**Problem description**. Reproduce all of the data below without alteration; exclude every picture.

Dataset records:
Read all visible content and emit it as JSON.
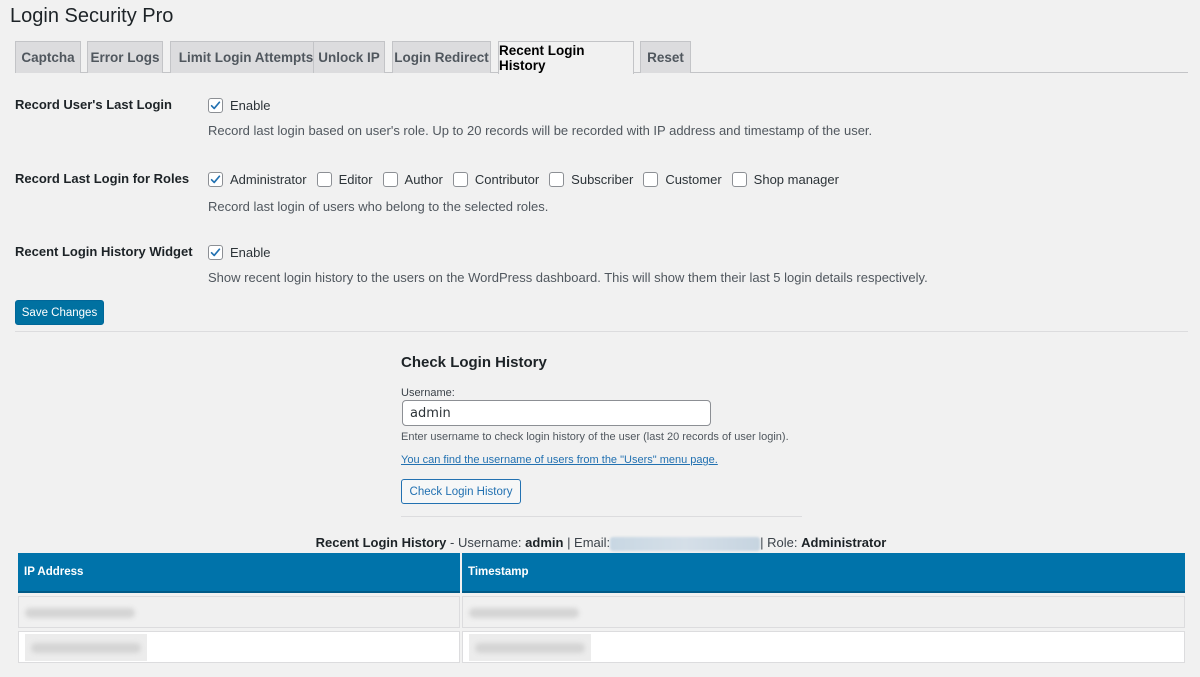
{
  "page": {
    "title": "Login Security Pro"
  },
  "tabs": [
    {
      "label": "Captcha",
      "active": false
    },
    {
      "label": "Error Logs",
      "active": false
    },
    {
      "label": "Limit Login Attempts",
      "active": false
    },
    {
      "label": "Unlock IP",
      "active": false
    },
    {
      "label": "Login Redirect",
      "active": false
    },
    {
      "label": "Recent Login History",
      "active": true
    },
    {
      "label": "Reset",
      "active": false
    }
  ],
  "settings": {
    "last_login": {
      "label": "Record User's Last Login",
      "checkbox_label": "Enable",
      "checked": true,
      "description": "Record last login based on user's role. Up to 20 records will be recorded with IP address and timestamp of the user."
    },
    "roles": {
      "label": "Record Last Login for Roles",
      "options": [
        {
          "label": "Administrator",
          "checked": true
        },
        {
          "label": "Editor",
          "checked": false
        },
        {
          "label": "Author",
          "checked": false
        },
        {
          "label": "Contributor",
          "checked": false
        },
        {
          "label": "Subscriber",
          "checked": false
        },
        {
          "label": "Customer",
          "checked": false
        },
        {
          "label": "Shop manager",
          "checked": false
        }
      ],
      "description": "Record last login of users who belong to the selected roles."
    },
    "widget": {
      "label": "Recent Login History Widget",
      "checkbox_label": "Enable",
      "checked": true,
      "description": "Show recent login history to the users on the WordPress dashboard. This will show them their last 5 login details respectively."
    },
    "save_label": "Save Changes"
  },
  "check_history": {
    "title": "Check Login History",
    "username_label": "Username:",
    "username_value": "admin",
    "hint": "Enter username to check login history of the user (last 20 records of user login).",
    "link": "You can find the username of users from the \"Users\" menu page.",
    "button_label": "Check Login History"
  },
  "results": {
    "heading": "Recent Login History",
    "sep": " - ",
    "username_label": "Username: ",
    "username": "admin",
    "email_label": " | Email:",
    "role_label": "| Role: ",
    "role": "Administrator",
    "columns": [
      "IP Address",
      "Timestamp"
    ],
    "rows": [
      {
        "ip": "(redacted)",
        "timestamp": "(redacted)"
      },
      {
        "ip": "(redacted)",
        "timestamp": "(redacted)"
      }
    ]
  },
  "colors": {
    "primary": "#0071a1",
    "table_header": "#0073aa",
    "link": "#2271b1",
    "background": "#f1f1f1"
  }
}
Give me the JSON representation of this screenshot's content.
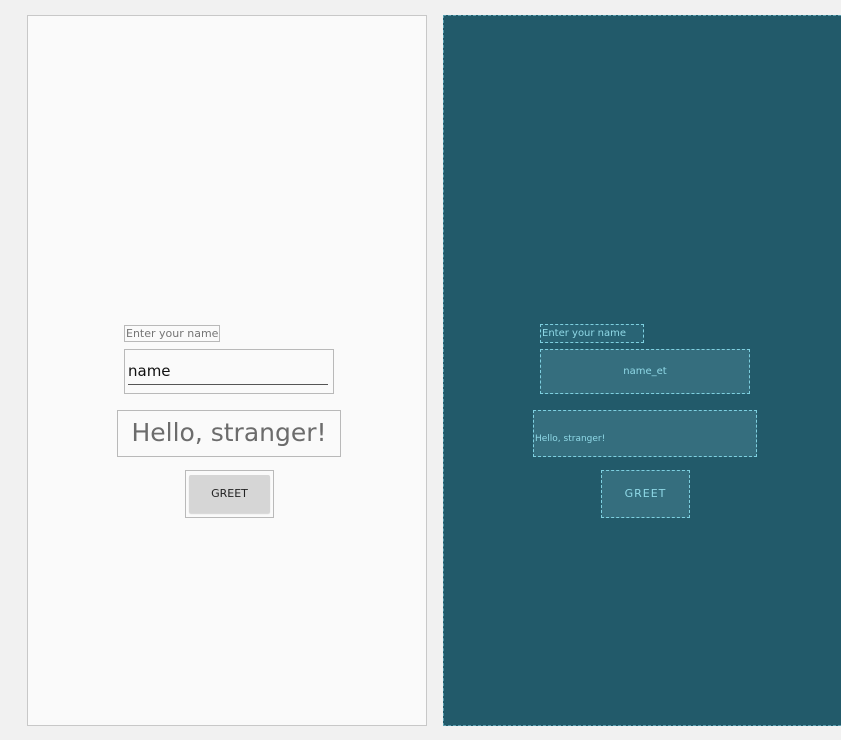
{
  "design": {
    "hint": "Enter your name",
    "input_value": "name",
    "greeting": "Hello, stranger!",
    "button_label": "GREET"
  },
  "blueprint": {
    "hint": "Enter your name",
    "input_id": "name_et",
    "greeting": "Hello, stranger!",
    "button_label": "GREET"
  },
  "colors": {
    "design_background": "#fafafa",
    "blueprint_background": "#225a6a",
    "blueprint_accent": "#7ed0e0"
  }
}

**Exercise answer**.
Read all visible content and emit it as JSON.
{
  "page": {
    "title": "Login Security Pro"
  },
  "tabs": [
    {
      "label": "Captcha",
      "active": false
    },
    {
      "label": "Error Logs",
      "active": false
    },
    {
      "label": "Limit Login Attempts",
      "active": false
    },
    {
      "label": "Unlock IP",
      "active": false
    },
    {
      "label": "Login Redirect",
      "active": false
    },
    {
      "label": "Recent Login History",
      "active": true
    },
    {
      "label": "Reset",
      "active": false
    }
  ],
  "settings": {
    "last_login": {
      "label": "Record User's Last Login",
      "checkbox_label": "Enable",
      "checked": true,
      "description": "Record last login based on user's role. Up to 20 records will be recorded with IP address and timestamp of the user."
    },
    "roles": {
      "label": "Record Last Login for Roles",
      "options": [
        {
          "label": "Administrator",
          "checked": true
        },
        {
          "label": "Editor",
          "checked": false
        },
        {
          "label": "Author",
          "checked": false
        },
        {
          "label": "Contributor",
          "checked": false
        },
        {
          "label": "Subscriber",
          "checked": false
        },
        {
          "label": "Customer",
          "checked": false
        },
        {
          "label": "Shop manager",
          "checked": false
        }
      ],
      "description": "Record last login of users who belong to the selected roles."
    },
    "widget": {
      "label": "Recent Login History Widget",
      "checkbox_label": "Enable",
      "checked": true,
      "description": "Show recent login history to the users on the WordPress dashboard. This will show them their last 5 login details respectively."
    },
    "save_label": "Save Changes"
  },
  "check_history": {
    "title": "Check Login History",
    "username_label": "Username:",
    "username_value": "admin",
    "hint": "Enter username to check login history of the user (last 20 records of user login).",
    "link": "You can find the username of users from the \"Users\" menu page.",
    "button_label": "Check Login History"
  },
  "results": {
    "heading": "Recent Login History",
    "sep": " - ",
    "username_label": "Username: ",
    "username": "admin",
    "email_label": " | Email:",
    "role_label": "| Role: ",
    "role": "Administrator",
    "columns": [
      "IP Address",
      "Timestamp"
    ],
    "rows": [
      {
        "ip": "(redacted)",
        "timestamp": "(redacted)"
      },
      {
        "ip": "(redacted)",
        "timestamp": "(redacted)"
      }
    ]
  },
  "colors": {
    "primary": "#0071a1",
    "table_header": "#0073aa",
    "link": "#2271b1",
    "background": "#f1f1f1"
  }
}
Give me the JSON representation of this screenshot's content.
{
  "design": {
    "hint": "Enter your name",
    "input_value": "name",
    "greeting": "Hello, stranger!",
    "button_label": "GREET"
  },
  "blueprint": {
    "hint": "Enter your name",
    "input_id": "name_et",
    "greeting": "Hello, stranger!",
    "button_label": "GREET"
  },
  "colors": {
    "design_background": "#fafafa",
    "blueprint_background": "#225a6a",
    "blueprint_accent": "#7ed0e0"
  }
}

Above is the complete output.